EXTRACTED INFORMATION:
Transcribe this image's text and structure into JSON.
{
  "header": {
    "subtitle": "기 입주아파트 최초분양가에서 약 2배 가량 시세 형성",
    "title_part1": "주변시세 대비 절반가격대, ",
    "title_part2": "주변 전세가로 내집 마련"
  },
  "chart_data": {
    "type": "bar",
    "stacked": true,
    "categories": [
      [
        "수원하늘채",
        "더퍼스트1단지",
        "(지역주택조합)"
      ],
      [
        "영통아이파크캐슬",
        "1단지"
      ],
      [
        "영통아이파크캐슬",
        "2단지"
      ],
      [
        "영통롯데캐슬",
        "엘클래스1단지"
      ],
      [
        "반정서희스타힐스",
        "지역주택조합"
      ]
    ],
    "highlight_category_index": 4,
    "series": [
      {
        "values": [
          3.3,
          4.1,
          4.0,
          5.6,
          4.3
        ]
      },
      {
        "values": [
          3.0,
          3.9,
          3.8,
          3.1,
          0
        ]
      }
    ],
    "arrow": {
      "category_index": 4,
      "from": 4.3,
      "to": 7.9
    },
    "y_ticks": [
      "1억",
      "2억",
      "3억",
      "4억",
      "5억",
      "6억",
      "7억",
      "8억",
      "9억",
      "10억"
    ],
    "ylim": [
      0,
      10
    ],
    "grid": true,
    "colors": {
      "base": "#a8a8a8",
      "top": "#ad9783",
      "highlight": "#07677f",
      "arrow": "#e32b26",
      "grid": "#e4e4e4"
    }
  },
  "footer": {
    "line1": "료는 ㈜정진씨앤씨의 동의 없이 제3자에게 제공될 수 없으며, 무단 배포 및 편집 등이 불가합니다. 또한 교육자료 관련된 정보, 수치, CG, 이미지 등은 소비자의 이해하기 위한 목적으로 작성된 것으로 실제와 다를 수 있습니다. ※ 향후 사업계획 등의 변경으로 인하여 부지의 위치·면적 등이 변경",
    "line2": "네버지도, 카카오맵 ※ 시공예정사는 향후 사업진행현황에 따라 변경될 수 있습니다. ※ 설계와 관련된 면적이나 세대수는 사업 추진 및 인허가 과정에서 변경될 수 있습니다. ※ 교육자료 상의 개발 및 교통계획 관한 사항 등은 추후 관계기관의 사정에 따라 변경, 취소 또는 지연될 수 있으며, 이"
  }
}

GOAL OF THE EXERCISE:
Write all of the records out again exactly.

RESPONSE TO THIS TASK:
Transcribe this image's text and structure into JSON.
{
  "header": {
    "subtitle": "기 입주아파트 최초분양가에서 약 2배 가량 시세 형성",
    "title_part1": "주변시세 대비 절반가격대, ",
    "title_part2": "주변 전세가로 내집 마련"
  },
  "chart_data": {
    "type": "bar",
    "stacked": true,
    "categories": [
      [
        "수원하늘채",
        "더퍼스트1단지",
        "(지역주택조합)"
      ],
      [
        "영통아이파크캐슬",
        "1단지"
      ],
      [
        "영통아이파크캐슬",
        "2단지"
      ],
      [
        "영통롯데캐슬",
        "엘클래스1단지"
      ],
      [
        "반정서희스타힐스",
        "지역주택조합"
      ]
    ],
    "highlight_category_index": 4,
    "series": [
      {
        "values": [
          3.3,
          4.1,
          4.0,
          5.6,
          4.3
        ]
      },
      {
        "values": [
          3.0,
          3.9,
          3.8,
          3.1,
          0
        ]
      }
    ],
    "arrow": {
      "category_index": 4,
      "from": 4.3,
      "to": 7.9
    },
    "y_ticks": [
      "1억",
      "2억",
      "3억",
      "4억",
      "5억",
      "6억",
      "7억",
      "8억",
      "9억",
      "10억"
    ],
    "ylim": [
      0,
      10
    ],
    "grid": true,
    "colors": {
      "base": "#a8a8a8",
      "top": "#ad9783",
      "highlight": "#07677f",
      "arrow": "#e32b26",
      "grid": "#e4e4e4"
    }
  },
  "footer": {
    "line1": "료는 ㈜정진씨앤씨의 동의 없이 제3자에게 제공될 수 없으며, 무단 배포 및 편집 등이 불가합니다. 또한 교육자료 관련된 정보, 수치, CG, 이미지 등은 소비자의 이해하기 위한 목적으로 작성된 것으로 실제와 다를 수 있습니다. ※ 향후 사업계획 등의 변경으로 인하여 부지의 위치·면적 등이 변경",
    "line2": "네버지도, 카카오맵 ※ 시공예정사는 향후 사업진행현황에 따라 변경될 수 있습니다. ※ 설계와 관련된 면적이나 세대수는 사업 추진 및 인허가 과정에서 변경될 수 있습니다. ※ 교육자료 상의 개발 및 교통계획 관한 사항 등은 추후 관계기관의 사정에 따라 변경, 취소 또는 지연될 수 있으며, 이"
  }
}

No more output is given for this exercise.